* _Goal of the exercise_: Print all of the data exactly as written.

* _Data_:
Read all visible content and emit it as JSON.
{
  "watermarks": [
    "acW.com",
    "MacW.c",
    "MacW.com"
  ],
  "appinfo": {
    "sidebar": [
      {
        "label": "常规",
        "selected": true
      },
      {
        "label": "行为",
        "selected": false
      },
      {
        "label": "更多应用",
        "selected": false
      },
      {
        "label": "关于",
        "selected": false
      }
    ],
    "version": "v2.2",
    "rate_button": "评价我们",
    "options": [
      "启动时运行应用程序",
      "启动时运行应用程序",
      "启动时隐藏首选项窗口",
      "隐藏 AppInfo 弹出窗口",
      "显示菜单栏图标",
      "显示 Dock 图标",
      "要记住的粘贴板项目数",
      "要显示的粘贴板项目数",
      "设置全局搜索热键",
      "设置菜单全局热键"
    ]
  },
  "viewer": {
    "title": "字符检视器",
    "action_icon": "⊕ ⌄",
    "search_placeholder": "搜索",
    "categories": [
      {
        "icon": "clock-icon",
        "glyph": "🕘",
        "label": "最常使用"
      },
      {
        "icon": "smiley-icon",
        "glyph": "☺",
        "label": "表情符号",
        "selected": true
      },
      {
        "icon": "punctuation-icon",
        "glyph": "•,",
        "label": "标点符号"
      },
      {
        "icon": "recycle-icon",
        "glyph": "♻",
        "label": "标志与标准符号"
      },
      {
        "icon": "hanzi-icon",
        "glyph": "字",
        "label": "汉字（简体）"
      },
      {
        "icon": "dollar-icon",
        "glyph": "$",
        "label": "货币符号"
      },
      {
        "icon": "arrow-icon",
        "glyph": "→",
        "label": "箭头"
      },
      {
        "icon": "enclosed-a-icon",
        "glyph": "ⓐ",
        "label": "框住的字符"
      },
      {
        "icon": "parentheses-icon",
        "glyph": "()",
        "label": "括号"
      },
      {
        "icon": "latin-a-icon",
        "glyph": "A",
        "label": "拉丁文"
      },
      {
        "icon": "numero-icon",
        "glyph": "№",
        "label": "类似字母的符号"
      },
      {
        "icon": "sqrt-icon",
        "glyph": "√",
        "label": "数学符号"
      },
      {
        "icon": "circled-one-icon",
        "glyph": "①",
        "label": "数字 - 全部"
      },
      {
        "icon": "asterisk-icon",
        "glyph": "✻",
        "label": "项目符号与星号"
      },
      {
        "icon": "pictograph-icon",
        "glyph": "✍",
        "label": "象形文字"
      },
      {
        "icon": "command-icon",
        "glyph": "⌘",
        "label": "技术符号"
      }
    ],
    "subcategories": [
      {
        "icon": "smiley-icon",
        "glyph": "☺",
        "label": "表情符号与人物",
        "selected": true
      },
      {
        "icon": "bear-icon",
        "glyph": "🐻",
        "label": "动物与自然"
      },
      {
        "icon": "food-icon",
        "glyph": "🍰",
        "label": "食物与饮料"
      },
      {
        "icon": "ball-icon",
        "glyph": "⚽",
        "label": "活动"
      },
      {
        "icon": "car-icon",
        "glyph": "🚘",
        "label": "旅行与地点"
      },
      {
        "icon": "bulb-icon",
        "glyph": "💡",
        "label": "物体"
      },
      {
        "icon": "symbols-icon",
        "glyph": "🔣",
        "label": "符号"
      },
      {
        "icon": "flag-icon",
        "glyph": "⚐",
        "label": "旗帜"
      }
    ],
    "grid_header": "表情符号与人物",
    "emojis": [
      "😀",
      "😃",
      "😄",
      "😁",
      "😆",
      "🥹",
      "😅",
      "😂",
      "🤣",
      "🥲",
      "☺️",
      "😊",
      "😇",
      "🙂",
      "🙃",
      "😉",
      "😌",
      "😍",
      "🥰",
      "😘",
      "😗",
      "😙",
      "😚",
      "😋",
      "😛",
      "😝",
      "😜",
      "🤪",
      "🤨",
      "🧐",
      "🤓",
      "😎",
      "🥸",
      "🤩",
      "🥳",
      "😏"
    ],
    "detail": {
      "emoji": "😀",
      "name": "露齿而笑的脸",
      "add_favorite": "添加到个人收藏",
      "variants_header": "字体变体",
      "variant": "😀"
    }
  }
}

* _Task response_:
Read all visible content and emit it as JSON.
{
  "watermarks": [
    "acW.com",
    "MacW.c",
    "MacW.com"
  ],
  "appinfo": {
    "sidebar": [
      {
        "label": "常规",
        "selected": true
      },
      {
        "label": "行为",
        "selected": false
      },
      {
        "label": "更多应用",
        "selected": false
      },
      {
        "label": "关于",
        "selected": false
      }
    ],
    "version": "v2.2",
    "rate_button": "评价我们",
    "options": [
      "启动时运行应用程序",
      "启动时运行应用程序",
      "启动时隐藏首选项窗口",
      "隐藏 AppInfo 弹出窗口",
      "显示菜单栏图标",
      "显示 Dock 图标",
      "要记住的粘贴板项目数",
      "要显示的粘贴板项目数",
      "设置全局搜索热键",
      "设置菜单全局热键"
    ]
  },
  "viewer": {
    "title": "字符检视器",
    "action_icon": "⊕ ⌄",
    "search_placeholder": "搜索",
    "categories": [
      {
        "icon": "clock-icon",
        "glyph": "🕘",
        "label": "最常使用"
      },
      {
        "icon": "smiley-icon",
        "glyph": "☺",
        "label": "表情符号",
        "selected": true
      },
      {
        "icon": "punctuation-icon",
        "glyph": "•,",
        "label": "标点符号"
      },
      {
        "icon": "recycle-icon",
        "glyph": "♻",
        "label": "标志与标准符号"
      },
      {
        "icon": "hanzi-icon",
        "glyph": "字",
        "label": "汉字（简体）"
      },
      {
        "icon": "dollar-icon",
        "glyph": "$",
        "label": "货币符号"
      },
      {
        "icon": "arrow-icon",
        "glyph": "→",
        "label": "箭头"
      },
      {
        "icon": "enclosed-a-icon",
        "glyph": "ⓐ",
        "label": "框住的字符"
      },
      {
        "icon": "parentheses-icon",
        "glyph": "()",
        "label": "括号"
      },
      {
        "icon": "latin-a-icon",
        "glyph": "A",
        "label": "拉丁文"
      },
      {
        "icon": "numero-icon",
        "glyph": "№",
        "label": "类似字母的符号"
      },
      {
        "icon": "sqrt-icon",
        "glyph": "√",
        "label": "数学符号"
      },
      {
        "icon": "circled-one-icon",
        "glyph": "①",
        "label": "数字 - 全部"
      },
      {
        "icon": "asterisk-icon",
        "glyph": "✻",
        "label": "项目符号与星号"
      },
      {
        "icon": "pictograph-icon",
        "glyph": "✍",
        "label": "象形文字"
      },
      {
        "icon": "command-icon",
        "glyph": "⌘",
        "label": "技术符号"
      }
    ],
    "subcategories": [
      {
        "icon": "smiley-icon",
        "glyph": "☺",
        "label": "表情符号与人物",
        "selected": true
      },
      {
        "icon": "bear-icon",
        "glyph": "🐻",
        "label": "动物与自然"
      },
      {
        "icon": "food-icon",
        "glyph": "🍰",
        "label": "食物与饮料"
      },
      {
        "icon": "ball-icon",
        "glyph": "⚽",
        "label": "活动"
      },
      {
        "icon": "car-icon",
        "glyph": "🚘",
        "label": "旅行与地点"
      },
      {
        "icon": "bulb-icon",
        "glyph": "💡",
        "label": "物体"
      },
      {
        "icon": "symbols-icon",
        "glyph": "🔣",
        "label": "符号"
      },
      {
        "icon": "flag-icon",
        "glyph": "⚐",
        "label": "旗帜"
      }
    ],
    "grid_header": "表情符号与人物",
    "emojis": [
      "😀",
      "😃",
      "😄",
      "😁",
      "😆",
      "🥹",
      "😅",
      "😂",
      "🤣",
      "🥲",
      "☺️",
      "😊",
      "😇",
      "🙂",
      "🙃",
      "😉",
      "😌",
      "😍",
      "🥰",
      "😘",
      "😗",
      "😙",
      "😚",
      "😋",
      "😛",
      "😝",
      "😜",
      "🤪",
      "🤨",
      "🧐",
      "🤓",
      "😎",
      "🥸",
      "🤩",
      "🥳",
      "😏"
    ],
    "detail": {
      "emoji": "😀",
      "name": "露齿而笑的脸",
      "add_favorite": "添加到个人收藏",
      "variants_header": "字体变体",
      "variant": "😀"
    }
  }
}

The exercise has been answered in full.